Aim
Which lines below hold the word "programmes"? Copy all of them.

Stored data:
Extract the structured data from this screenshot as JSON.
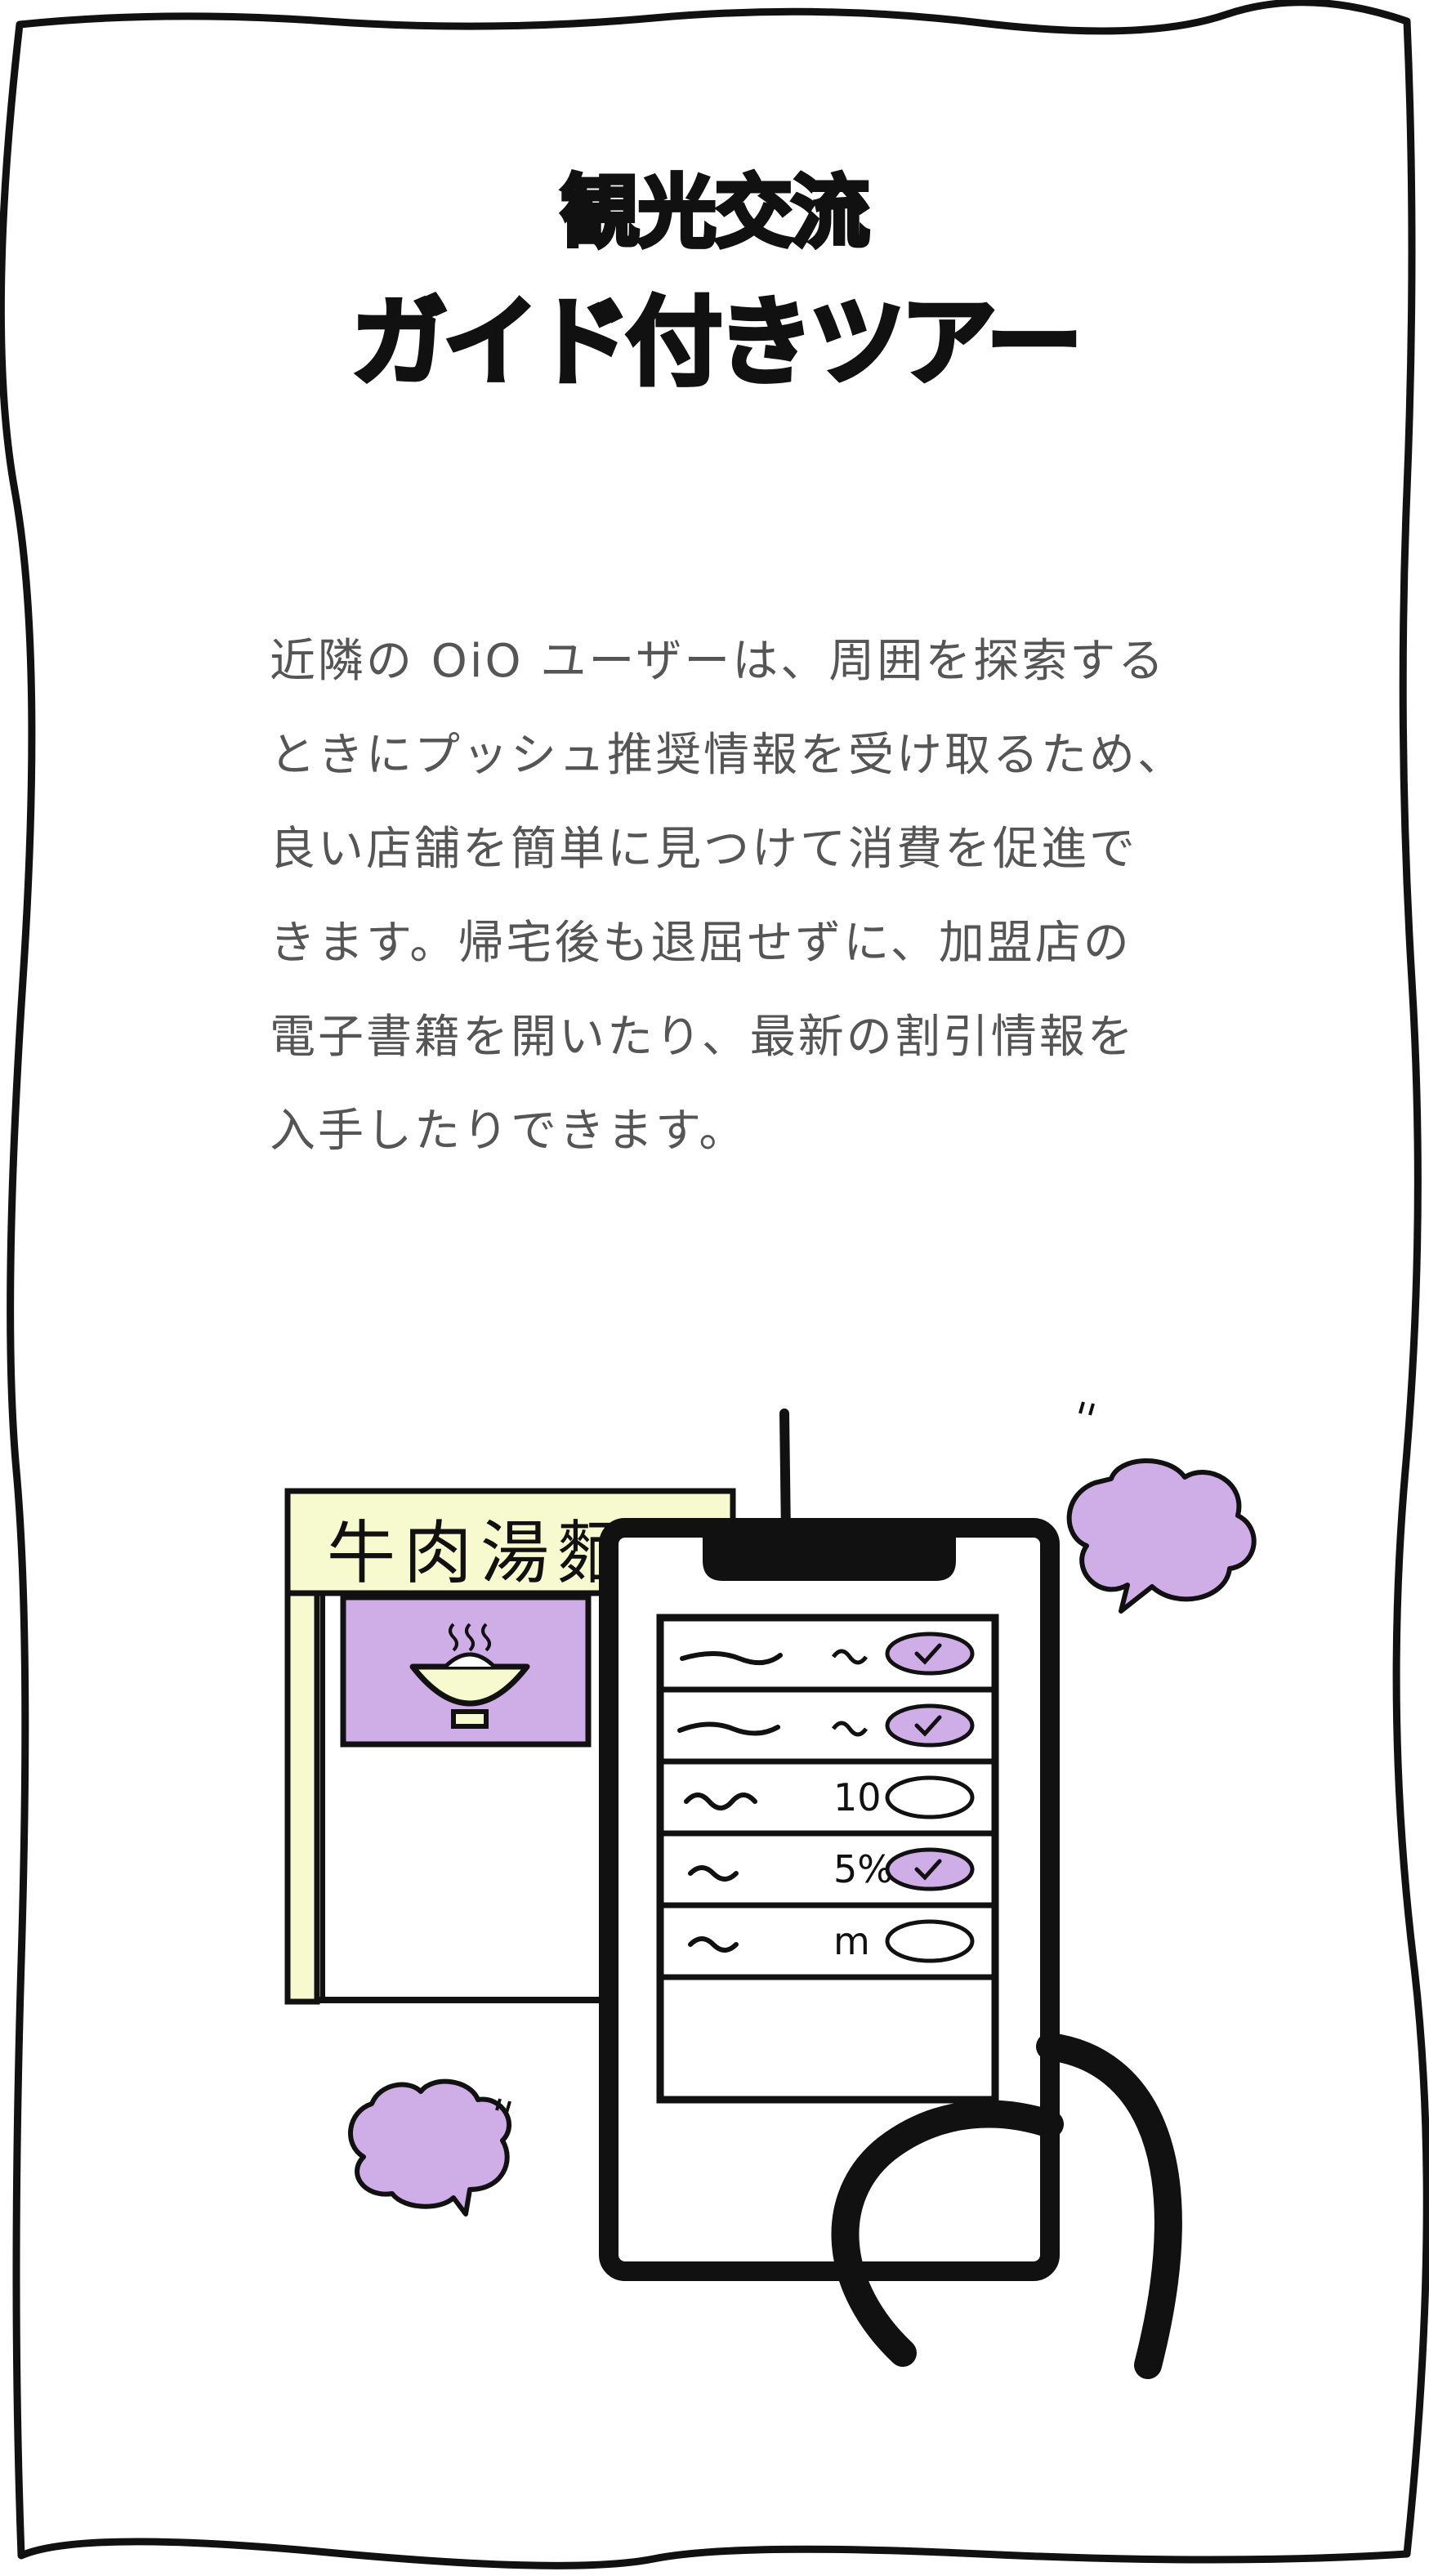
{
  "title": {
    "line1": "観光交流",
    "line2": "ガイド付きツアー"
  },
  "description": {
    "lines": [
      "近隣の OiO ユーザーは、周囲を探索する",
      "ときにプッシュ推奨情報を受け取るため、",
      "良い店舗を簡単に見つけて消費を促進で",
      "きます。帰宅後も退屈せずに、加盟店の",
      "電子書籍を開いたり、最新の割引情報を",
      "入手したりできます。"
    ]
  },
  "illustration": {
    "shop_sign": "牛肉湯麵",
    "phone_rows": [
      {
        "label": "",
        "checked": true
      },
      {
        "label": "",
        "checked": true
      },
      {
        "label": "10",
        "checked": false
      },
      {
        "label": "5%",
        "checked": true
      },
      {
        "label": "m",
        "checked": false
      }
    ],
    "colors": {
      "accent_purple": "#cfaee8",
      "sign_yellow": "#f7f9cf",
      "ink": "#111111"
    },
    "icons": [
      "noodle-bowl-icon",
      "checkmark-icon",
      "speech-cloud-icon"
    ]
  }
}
* * *
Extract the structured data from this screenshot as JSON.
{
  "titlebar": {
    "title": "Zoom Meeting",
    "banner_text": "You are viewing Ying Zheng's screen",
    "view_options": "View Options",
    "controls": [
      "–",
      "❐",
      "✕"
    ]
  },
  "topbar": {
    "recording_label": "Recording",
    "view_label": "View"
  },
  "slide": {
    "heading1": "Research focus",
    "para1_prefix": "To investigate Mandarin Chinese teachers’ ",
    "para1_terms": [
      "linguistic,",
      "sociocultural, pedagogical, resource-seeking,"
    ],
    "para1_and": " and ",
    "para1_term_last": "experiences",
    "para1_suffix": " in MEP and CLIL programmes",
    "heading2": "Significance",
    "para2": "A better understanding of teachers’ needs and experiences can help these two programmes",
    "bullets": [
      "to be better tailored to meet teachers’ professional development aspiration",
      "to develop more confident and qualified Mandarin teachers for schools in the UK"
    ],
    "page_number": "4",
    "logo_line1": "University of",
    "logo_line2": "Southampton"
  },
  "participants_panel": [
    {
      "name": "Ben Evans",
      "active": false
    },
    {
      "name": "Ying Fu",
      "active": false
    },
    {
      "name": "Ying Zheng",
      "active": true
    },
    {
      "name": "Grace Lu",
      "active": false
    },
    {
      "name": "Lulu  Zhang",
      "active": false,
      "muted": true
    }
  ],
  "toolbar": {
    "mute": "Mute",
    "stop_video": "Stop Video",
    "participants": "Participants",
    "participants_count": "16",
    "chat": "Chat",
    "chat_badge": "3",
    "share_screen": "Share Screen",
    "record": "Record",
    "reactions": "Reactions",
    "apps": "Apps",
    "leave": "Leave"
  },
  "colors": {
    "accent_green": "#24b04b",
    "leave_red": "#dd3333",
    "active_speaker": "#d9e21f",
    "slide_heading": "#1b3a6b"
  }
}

Full solution
    "para1_suffix": " in MEP and CLIL programmes",
    "para2": "A better understanding of teachers’ needs and experiences can help these two programmes",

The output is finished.